Leave the pictures out, and retype all of the material exactly as written.

Saved entries
··········

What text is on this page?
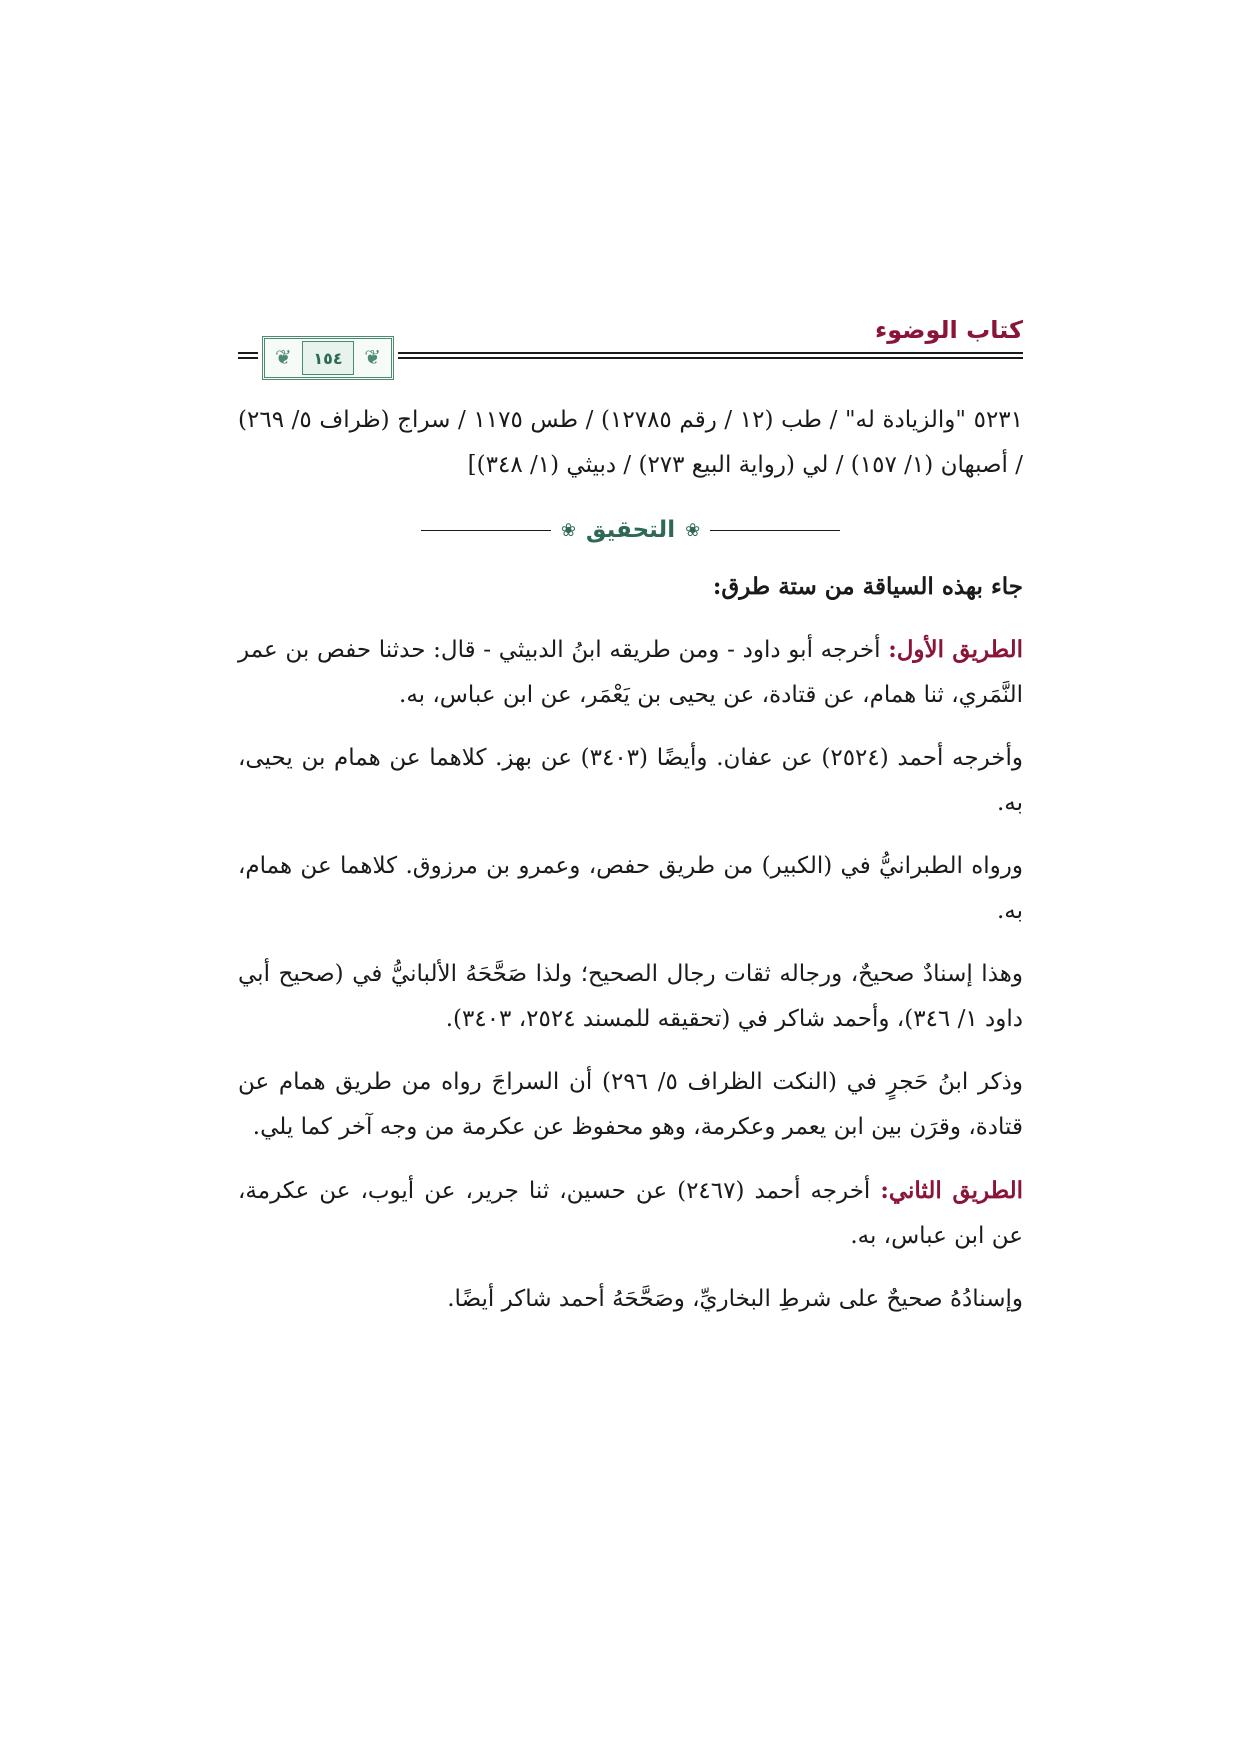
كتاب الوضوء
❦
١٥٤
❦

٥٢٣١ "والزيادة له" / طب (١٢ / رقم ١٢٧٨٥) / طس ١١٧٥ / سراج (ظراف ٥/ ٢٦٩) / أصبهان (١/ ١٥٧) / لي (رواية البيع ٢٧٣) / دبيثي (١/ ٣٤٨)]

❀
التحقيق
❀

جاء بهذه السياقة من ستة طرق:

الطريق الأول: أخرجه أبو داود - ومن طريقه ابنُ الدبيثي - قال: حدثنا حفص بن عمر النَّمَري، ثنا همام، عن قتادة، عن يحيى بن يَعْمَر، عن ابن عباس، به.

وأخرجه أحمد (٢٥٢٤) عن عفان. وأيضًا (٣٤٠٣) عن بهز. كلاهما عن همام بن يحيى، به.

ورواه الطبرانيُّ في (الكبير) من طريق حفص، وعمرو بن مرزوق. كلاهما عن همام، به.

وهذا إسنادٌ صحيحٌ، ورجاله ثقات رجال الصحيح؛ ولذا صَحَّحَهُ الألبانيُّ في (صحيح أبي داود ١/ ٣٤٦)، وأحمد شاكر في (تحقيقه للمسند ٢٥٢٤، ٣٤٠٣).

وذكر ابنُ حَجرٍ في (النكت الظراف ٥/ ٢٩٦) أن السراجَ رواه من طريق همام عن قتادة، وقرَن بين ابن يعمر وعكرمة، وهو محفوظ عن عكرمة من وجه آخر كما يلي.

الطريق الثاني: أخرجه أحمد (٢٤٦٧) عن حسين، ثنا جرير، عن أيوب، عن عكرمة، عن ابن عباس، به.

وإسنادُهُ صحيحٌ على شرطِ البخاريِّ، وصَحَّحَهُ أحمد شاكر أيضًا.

··········

* **Output below**:
What text is on this page?
كتاب الوضوء
❦
١٥٤
❦

٥٢٣١ "والزيادة له" / طب (١٢ / رقم ١٢٧٨٥) / طس ١١٧٥ / سراج (ظراف ٥/ ٢٦٩) / أصبهان (١/ ١٥٧) / لي (رواية البيع ٢٧٣) / دبيثي (١/ ٣٤٨)]

❀
التحقيق
❀

جاء بهذه السياقة من ستة طرق:

الطريق الأول: أخرجه أبو داود - ومن طريقه ابنُ الدبيثي - قال: حدثنا حفص بن عمر النَّمَري، ثنا همام، عن قتادة، عن يحيى بن يَعْمَر، عن ابن عباس، به.

وأخرجه أحمد (٢٥٢٤) عن عفان. وأيضًا (٣٤٠٣) عن بهز. كلاهما عن همام بن يحيى، به.

ورواه الطبرانيُّ في (الكبير) من طريق حفص، وعمرو بن مرزوق. كلاهما عن همام، به.

وهذا إسنادٌ صحيحٌ، ورجاله ثقات رجال الصحيح؛ ولذا صَحَّحَهُ الألبانيُّ في (صحيح أبي داود ١/ ٣٤٦)، وأحمد شاكر في (تحقيقه للمسند ٢٥٢٤، ٣٤٠٣).

وذكر ابنُ حَجرٍ في (النكت الظراف ٥/ ٢٩٦) أن السراجَ رواه من طريق همام عن قتادة، وقرَن بين ابن يعمر وعكرمة، وهو محفوظ عن عكرمة من وجه آخر كما يلي.

الطريق الثاني: أخرجه أحمد (٢٤٦٧) عن حسين، ثنا جرير، عن أيوب، عن عكرمة، عن ابن عباس، به.

وإسنادُهُ صحيحٌ على شرطِ البخاريِّ، وصَحَّحَهُ أحمد شاكر أيضًا.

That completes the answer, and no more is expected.